§ **SHORT TASK**
Go through the lines below. Copy those with "Внутренний".

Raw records
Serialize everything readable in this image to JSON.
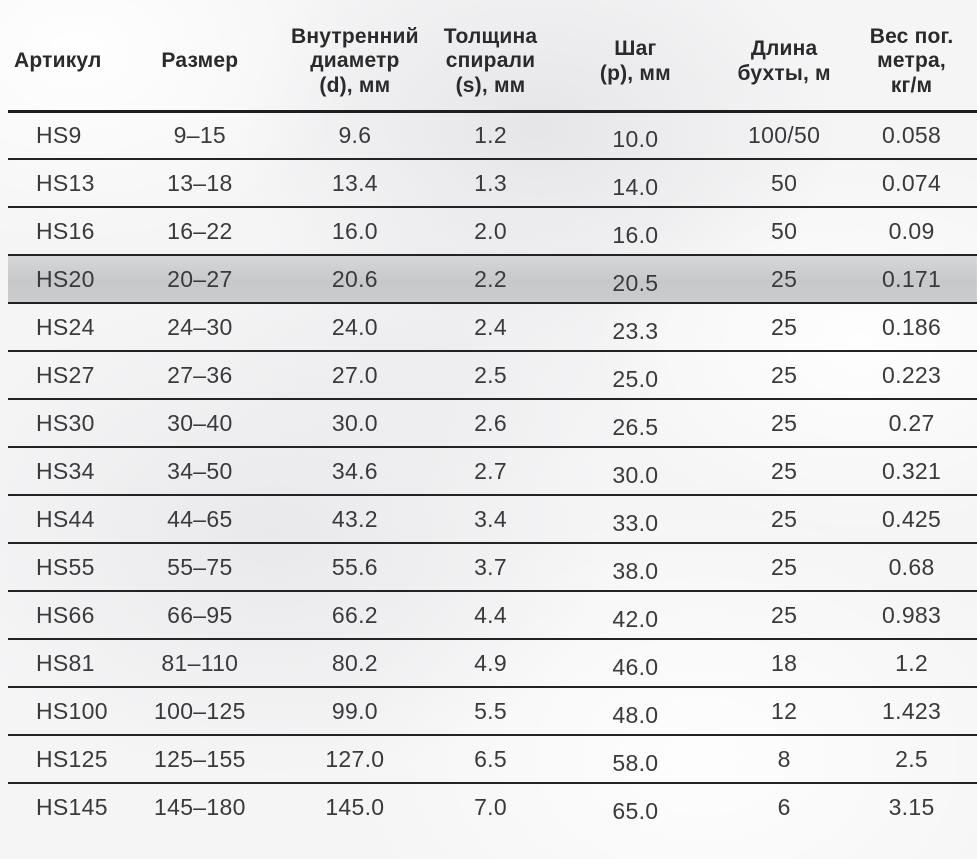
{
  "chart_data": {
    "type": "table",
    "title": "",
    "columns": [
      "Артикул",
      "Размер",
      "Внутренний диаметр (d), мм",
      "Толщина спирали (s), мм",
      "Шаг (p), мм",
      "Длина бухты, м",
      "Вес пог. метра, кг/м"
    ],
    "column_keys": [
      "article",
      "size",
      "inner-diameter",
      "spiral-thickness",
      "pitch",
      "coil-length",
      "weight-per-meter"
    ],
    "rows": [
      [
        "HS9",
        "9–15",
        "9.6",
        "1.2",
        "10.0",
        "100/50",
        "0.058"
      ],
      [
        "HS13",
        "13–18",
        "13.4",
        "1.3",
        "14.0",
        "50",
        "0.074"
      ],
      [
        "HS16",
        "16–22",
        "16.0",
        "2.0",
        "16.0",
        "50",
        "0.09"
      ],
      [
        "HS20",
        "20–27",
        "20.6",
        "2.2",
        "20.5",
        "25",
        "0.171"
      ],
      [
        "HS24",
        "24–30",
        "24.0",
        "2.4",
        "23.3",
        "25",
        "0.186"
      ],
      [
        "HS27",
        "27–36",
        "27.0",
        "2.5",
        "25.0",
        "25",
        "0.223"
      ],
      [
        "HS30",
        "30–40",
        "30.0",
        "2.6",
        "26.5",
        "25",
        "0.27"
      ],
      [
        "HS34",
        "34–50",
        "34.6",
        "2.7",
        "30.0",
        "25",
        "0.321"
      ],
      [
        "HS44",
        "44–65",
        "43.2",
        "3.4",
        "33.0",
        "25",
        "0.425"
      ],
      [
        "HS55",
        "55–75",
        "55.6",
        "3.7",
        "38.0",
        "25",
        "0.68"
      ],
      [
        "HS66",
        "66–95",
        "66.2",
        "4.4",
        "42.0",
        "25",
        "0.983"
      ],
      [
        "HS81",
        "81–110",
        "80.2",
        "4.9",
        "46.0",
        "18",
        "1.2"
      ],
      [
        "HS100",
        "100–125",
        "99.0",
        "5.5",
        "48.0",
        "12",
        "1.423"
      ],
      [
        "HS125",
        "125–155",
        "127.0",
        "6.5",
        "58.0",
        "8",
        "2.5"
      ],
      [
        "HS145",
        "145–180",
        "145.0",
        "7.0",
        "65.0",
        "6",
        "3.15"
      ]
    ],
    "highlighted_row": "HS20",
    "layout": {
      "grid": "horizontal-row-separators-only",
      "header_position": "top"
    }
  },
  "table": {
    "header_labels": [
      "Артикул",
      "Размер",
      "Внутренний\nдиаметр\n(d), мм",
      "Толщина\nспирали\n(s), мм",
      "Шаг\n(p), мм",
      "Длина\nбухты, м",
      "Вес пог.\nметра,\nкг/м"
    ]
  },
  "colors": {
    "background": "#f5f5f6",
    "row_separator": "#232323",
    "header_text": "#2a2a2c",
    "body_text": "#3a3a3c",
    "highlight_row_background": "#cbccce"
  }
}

--

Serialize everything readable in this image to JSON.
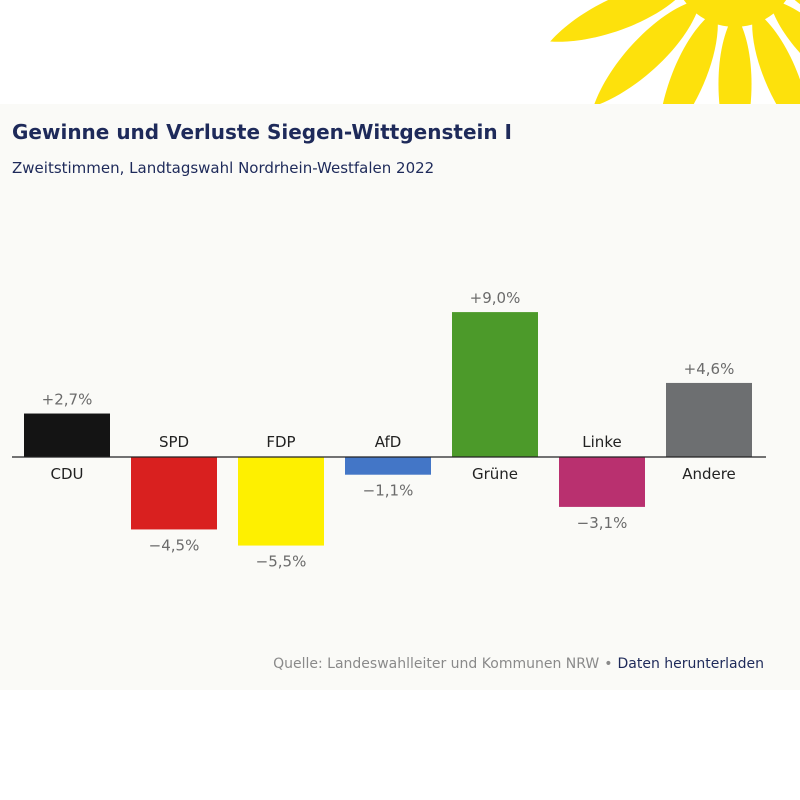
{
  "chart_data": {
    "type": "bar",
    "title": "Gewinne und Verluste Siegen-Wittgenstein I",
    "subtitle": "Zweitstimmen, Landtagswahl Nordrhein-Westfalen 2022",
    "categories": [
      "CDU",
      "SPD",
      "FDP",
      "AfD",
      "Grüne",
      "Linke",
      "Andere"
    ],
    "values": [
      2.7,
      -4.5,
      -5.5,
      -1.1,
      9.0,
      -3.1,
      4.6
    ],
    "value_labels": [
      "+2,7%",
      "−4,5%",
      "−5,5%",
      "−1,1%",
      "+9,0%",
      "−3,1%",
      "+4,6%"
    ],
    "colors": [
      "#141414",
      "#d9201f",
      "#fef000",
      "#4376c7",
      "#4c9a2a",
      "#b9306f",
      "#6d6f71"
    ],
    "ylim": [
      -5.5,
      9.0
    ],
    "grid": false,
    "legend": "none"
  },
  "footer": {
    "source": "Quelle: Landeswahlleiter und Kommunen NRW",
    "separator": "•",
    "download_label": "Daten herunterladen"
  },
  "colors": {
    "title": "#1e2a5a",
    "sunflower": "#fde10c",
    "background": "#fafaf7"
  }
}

§ **OUTPUT OF THE TASK**
      "Внутренний диаметр (d), мм",
      "Внутренний\nдиаметр\n(d), мм",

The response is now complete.